> [WHAT IS BEING ASKED]
Your task is to filter the data below down to the lines holding "Genel".

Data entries
** BEGIN **
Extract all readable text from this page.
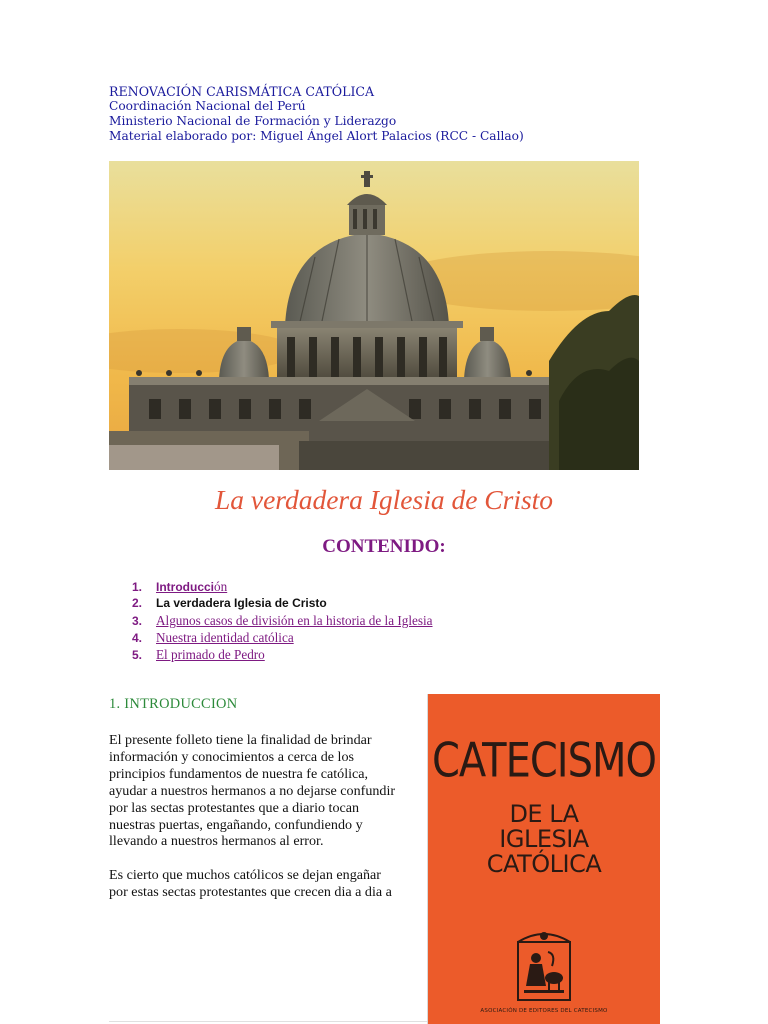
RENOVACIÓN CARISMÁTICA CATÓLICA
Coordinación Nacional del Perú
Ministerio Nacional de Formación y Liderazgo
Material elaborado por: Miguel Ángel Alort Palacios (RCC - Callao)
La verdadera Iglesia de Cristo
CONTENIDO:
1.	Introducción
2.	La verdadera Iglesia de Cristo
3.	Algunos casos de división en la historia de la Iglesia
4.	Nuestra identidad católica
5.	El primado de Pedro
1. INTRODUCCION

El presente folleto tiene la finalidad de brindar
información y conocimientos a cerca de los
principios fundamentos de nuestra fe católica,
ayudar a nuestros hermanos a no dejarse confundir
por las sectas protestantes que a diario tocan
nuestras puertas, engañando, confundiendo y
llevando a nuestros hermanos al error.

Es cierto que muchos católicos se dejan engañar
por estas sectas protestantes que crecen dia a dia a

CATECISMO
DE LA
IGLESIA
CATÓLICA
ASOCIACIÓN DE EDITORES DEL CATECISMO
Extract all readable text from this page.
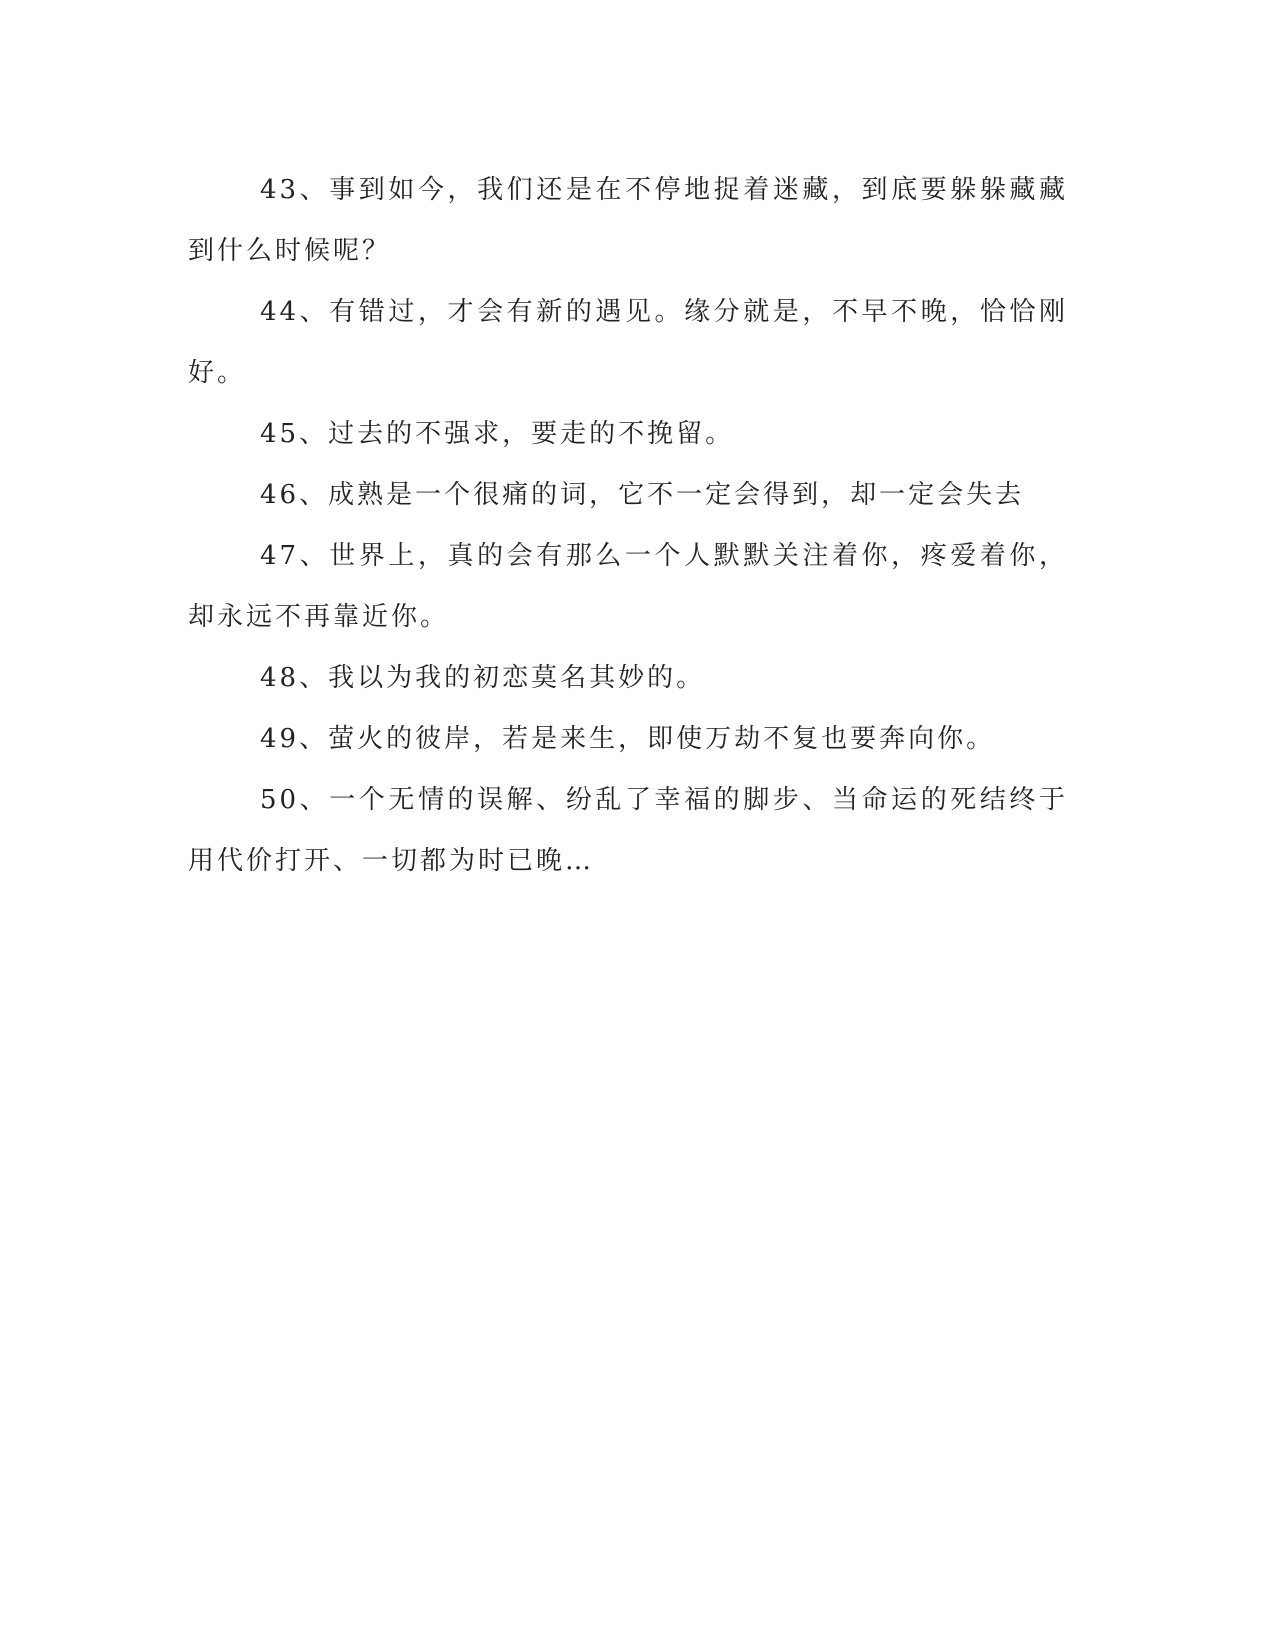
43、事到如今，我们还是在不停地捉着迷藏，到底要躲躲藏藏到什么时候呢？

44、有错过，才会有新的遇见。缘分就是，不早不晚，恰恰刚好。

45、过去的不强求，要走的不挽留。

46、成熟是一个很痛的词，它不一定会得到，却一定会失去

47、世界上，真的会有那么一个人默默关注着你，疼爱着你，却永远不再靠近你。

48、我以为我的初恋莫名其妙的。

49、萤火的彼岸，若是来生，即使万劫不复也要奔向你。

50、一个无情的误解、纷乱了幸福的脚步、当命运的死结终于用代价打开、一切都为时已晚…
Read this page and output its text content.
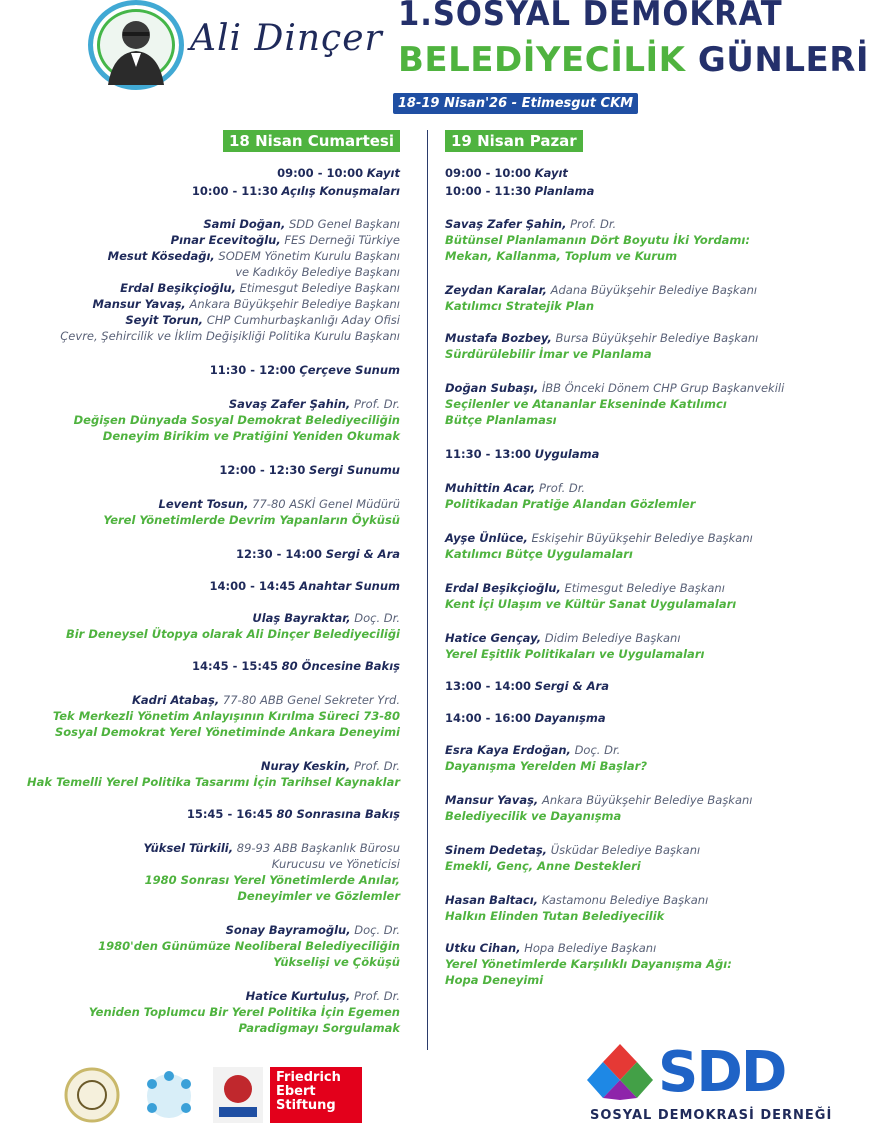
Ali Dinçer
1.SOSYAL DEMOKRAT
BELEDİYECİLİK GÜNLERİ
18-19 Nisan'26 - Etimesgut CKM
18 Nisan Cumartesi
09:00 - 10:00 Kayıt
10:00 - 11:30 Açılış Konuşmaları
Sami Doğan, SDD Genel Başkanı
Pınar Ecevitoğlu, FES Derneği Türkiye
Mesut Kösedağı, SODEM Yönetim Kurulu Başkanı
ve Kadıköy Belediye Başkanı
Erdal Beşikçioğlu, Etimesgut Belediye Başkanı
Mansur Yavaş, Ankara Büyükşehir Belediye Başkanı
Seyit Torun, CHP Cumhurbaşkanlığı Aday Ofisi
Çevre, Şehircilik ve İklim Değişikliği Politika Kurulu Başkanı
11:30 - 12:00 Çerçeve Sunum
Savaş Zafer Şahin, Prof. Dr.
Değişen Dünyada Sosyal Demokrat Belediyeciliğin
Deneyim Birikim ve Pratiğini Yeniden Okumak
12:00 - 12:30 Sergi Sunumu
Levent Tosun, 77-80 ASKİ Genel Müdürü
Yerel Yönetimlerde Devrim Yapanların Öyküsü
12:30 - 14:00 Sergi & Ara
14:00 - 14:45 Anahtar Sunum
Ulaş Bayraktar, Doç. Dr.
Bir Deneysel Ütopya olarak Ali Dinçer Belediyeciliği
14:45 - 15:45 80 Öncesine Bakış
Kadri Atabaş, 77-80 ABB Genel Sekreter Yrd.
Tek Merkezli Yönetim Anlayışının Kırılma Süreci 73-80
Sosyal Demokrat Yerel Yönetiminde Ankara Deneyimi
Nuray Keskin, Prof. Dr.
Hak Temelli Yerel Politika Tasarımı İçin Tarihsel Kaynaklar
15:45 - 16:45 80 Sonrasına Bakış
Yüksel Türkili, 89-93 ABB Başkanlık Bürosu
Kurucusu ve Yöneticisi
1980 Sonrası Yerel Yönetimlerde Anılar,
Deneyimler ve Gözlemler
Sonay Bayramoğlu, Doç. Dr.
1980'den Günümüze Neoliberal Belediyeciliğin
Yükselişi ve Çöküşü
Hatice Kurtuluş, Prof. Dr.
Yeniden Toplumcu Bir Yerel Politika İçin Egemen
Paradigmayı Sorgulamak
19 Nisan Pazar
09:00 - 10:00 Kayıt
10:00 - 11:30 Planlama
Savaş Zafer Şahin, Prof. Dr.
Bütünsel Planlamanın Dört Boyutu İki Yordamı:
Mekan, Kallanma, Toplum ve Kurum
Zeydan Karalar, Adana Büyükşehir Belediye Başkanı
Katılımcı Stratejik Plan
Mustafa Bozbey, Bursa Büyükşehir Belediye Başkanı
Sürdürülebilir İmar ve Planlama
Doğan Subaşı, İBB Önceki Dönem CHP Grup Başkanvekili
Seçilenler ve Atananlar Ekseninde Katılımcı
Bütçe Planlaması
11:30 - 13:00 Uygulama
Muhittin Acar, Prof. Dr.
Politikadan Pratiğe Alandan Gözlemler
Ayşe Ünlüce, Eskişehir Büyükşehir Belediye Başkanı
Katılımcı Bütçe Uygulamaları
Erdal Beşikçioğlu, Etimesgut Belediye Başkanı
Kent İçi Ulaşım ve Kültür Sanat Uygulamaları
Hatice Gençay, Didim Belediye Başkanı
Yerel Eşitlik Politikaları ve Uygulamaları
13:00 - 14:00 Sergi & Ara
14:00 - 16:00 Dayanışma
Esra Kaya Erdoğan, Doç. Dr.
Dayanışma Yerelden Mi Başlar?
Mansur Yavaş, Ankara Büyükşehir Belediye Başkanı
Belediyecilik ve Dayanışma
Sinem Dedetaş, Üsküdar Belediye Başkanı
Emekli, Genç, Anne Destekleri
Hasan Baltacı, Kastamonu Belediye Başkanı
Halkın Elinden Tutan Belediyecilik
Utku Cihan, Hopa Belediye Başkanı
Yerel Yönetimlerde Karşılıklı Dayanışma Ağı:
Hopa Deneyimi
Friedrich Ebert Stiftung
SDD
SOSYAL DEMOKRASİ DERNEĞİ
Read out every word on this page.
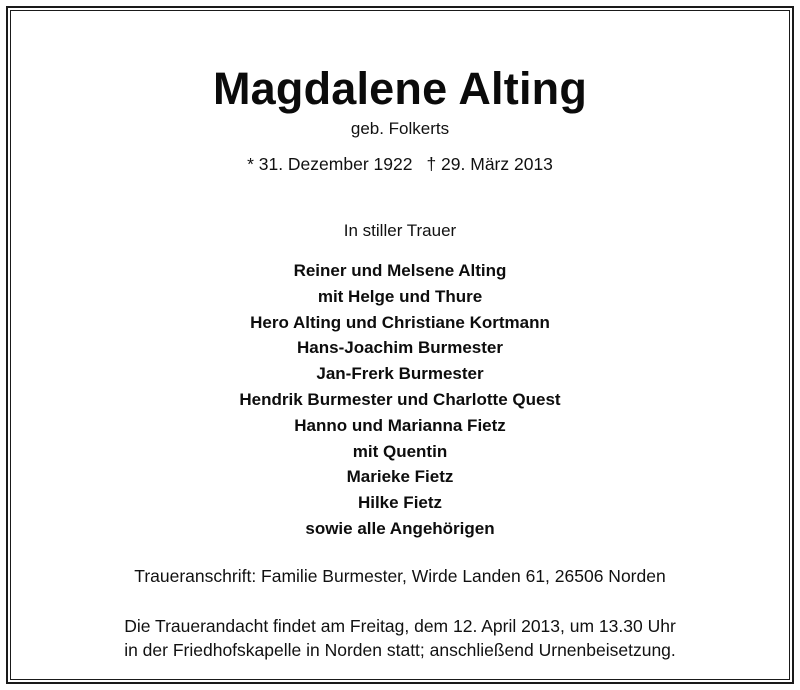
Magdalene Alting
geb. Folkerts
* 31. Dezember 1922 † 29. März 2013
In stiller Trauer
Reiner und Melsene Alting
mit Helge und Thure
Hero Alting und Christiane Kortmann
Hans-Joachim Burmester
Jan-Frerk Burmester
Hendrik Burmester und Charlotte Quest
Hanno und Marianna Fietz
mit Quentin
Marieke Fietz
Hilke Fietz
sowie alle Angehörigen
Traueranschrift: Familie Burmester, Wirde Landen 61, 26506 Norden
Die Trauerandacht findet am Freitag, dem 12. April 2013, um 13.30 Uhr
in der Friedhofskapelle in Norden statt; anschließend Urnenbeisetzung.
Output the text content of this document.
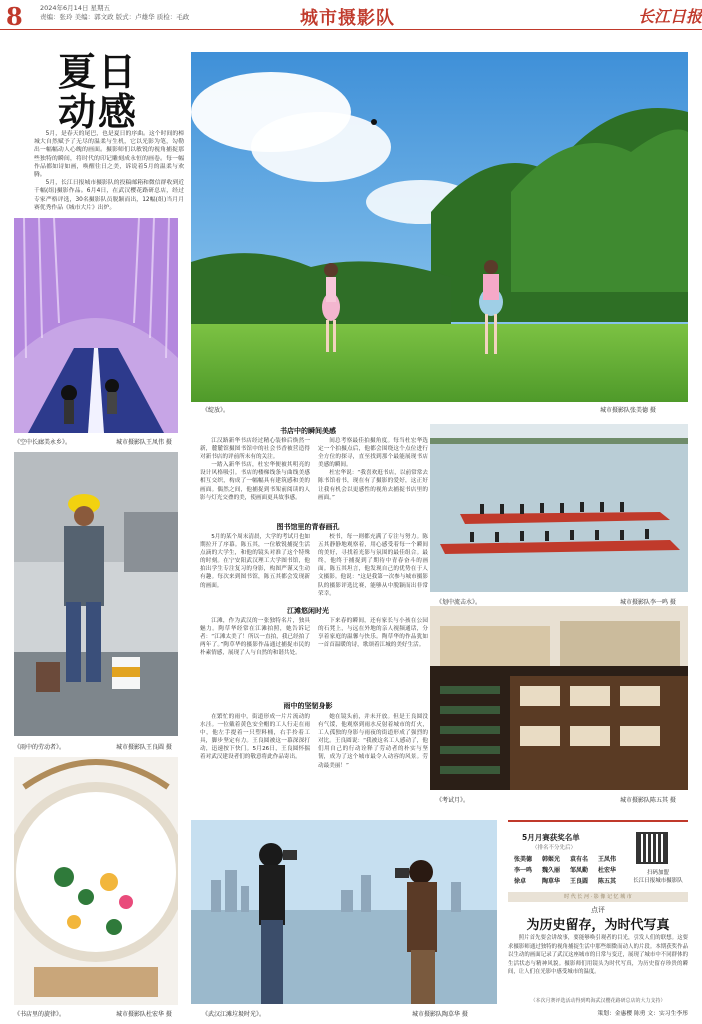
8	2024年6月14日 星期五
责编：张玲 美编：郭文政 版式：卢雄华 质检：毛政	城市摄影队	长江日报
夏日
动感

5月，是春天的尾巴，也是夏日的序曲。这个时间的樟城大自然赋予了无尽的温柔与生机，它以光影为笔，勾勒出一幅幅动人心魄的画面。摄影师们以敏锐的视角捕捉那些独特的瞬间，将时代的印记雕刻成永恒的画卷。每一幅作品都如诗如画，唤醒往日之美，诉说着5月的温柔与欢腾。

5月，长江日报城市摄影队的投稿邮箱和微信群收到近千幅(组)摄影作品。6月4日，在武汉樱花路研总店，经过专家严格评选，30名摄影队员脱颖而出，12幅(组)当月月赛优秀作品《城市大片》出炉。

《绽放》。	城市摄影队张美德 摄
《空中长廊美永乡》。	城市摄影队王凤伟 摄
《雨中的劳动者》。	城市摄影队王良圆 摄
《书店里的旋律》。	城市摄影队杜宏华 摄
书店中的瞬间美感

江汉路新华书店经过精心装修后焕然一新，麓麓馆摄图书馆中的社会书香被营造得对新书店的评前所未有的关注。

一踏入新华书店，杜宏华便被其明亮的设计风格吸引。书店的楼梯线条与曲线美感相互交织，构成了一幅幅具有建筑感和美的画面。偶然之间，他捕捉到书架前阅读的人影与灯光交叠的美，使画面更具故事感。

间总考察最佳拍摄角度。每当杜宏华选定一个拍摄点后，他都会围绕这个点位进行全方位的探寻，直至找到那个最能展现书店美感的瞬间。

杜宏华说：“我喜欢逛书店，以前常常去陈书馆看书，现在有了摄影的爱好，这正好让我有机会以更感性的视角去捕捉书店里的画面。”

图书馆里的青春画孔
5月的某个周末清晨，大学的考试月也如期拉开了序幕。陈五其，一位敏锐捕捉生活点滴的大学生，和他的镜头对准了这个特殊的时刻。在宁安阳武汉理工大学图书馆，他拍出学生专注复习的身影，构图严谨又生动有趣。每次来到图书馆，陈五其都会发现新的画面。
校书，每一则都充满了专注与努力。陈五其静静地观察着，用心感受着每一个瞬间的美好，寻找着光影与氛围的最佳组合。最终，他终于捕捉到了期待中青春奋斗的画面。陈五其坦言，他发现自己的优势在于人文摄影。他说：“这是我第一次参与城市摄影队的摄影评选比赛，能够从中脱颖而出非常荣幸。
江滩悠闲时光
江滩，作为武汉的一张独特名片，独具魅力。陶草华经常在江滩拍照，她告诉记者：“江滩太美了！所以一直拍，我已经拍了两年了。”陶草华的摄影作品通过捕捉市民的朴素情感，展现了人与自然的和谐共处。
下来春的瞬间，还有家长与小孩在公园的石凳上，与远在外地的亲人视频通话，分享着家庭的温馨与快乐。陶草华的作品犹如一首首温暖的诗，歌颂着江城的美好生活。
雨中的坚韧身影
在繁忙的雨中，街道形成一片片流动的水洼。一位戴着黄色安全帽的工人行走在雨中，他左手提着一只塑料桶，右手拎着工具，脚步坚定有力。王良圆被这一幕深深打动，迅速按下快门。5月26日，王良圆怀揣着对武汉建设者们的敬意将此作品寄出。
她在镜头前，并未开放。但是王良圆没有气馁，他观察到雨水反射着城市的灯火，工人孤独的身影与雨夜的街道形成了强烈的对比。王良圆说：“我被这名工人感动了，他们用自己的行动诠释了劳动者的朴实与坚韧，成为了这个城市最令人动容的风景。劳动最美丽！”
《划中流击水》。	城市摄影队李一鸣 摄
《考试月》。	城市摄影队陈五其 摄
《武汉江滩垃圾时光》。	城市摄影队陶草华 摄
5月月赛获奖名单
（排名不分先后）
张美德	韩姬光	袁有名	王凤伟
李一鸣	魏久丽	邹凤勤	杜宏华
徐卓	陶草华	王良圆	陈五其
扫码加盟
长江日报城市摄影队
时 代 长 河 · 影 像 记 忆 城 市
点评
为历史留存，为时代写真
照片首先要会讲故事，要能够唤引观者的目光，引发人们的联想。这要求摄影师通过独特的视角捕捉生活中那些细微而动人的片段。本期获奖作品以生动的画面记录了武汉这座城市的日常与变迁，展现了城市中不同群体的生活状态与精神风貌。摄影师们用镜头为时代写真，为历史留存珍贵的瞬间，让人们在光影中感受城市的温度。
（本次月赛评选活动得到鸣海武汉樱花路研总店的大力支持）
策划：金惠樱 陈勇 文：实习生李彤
** END **
> [FULL RESPONSE]
Sami Doğan, SDD Genel Başkanı
Levent Tosun, 77-80 ASKİ Genel Müdürü
Kadri Atabaş, 77-80 ABB Genel Sekreter Yrd.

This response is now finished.